__RECORDS TO USE__.
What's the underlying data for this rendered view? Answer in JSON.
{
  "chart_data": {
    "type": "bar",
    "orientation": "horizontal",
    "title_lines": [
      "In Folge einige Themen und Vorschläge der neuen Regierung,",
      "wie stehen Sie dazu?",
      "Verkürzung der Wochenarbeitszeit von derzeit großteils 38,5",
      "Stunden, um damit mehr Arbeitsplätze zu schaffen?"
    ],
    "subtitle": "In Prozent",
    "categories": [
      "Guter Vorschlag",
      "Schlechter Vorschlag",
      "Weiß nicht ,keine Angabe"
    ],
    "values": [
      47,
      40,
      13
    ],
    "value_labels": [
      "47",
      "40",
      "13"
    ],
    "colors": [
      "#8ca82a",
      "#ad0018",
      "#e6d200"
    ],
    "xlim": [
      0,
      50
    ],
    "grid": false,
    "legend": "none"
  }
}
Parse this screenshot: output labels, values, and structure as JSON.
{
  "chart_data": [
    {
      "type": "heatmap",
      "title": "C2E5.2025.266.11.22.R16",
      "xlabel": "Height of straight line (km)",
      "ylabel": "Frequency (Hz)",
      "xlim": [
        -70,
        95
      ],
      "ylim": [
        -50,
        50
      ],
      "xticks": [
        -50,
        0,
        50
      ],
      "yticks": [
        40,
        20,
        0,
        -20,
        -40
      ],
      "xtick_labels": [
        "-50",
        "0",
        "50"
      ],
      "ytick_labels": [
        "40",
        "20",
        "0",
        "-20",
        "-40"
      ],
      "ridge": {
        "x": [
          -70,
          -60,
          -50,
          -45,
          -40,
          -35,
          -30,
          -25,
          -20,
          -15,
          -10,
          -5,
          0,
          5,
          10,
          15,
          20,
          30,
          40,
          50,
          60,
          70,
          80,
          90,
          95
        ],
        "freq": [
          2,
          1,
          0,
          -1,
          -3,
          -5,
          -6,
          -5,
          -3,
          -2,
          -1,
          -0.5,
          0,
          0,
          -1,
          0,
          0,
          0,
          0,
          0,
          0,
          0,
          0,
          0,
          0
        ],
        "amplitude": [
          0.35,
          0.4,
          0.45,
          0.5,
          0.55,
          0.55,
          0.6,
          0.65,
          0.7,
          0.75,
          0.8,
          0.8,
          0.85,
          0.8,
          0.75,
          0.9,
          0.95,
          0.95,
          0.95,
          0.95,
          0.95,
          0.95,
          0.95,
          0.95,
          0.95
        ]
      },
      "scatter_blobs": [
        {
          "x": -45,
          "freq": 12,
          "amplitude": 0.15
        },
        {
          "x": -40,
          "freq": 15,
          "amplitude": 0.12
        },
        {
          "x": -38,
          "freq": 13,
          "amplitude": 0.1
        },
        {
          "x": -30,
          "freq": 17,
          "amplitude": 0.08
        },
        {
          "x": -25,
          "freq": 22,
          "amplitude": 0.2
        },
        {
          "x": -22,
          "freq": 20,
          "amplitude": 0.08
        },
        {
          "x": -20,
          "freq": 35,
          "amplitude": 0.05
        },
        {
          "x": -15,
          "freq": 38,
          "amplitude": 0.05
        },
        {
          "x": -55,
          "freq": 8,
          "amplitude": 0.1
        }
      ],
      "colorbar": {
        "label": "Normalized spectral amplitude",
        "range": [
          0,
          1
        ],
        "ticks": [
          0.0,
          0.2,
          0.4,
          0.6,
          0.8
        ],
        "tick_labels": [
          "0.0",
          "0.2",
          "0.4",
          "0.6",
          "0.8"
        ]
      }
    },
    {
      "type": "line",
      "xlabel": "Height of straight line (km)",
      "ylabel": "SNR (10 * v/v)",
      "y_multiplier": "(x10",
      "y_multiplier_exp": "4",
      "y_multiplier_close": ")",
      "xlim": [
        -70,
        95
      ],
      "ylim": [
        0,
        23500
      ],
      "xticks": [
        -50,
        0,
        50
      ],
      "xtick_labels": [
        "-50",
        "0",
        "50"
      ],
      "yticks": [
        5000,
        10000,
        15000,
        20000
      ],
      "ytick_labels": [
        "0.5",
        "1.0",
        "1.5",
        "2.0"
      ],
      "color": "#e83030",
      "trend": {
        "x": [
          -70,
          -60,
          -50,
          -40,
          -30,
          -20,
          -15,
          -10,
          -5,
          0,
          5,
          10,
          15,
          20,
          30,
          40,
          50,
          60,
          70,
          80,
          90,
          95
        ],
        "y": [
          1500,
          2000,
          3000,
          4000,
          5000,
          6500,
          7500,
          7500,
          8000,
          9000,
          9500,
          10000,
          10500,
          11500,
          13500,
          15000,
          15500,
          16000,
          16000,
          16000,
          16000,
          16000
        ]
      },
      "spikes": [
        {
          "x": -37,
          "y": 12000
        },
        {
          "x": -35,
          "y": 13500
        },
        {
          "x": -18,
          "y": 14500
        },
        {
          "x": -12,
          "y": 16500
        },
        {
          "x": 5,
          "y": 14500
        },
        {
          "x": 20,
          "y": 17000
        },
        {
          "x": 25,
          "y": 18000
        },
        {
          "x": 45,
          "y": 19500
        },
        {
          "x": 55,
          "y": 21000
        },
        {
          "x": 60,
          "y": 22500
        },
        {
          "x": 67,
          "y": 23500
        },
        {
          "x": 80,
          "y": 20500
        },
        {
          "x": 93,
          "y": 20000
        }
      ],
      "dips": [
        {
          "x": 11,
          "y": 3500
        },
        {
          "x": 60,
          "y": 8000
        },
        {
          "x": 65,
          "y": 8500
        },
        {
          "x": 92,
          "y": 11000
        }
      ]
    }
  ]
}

__EXERCISE INSTRUCTIONS__.
Reply with nothing but the number of lines in the data above that contain "Vorschlag".

__REPLY TO THE TASK__.
2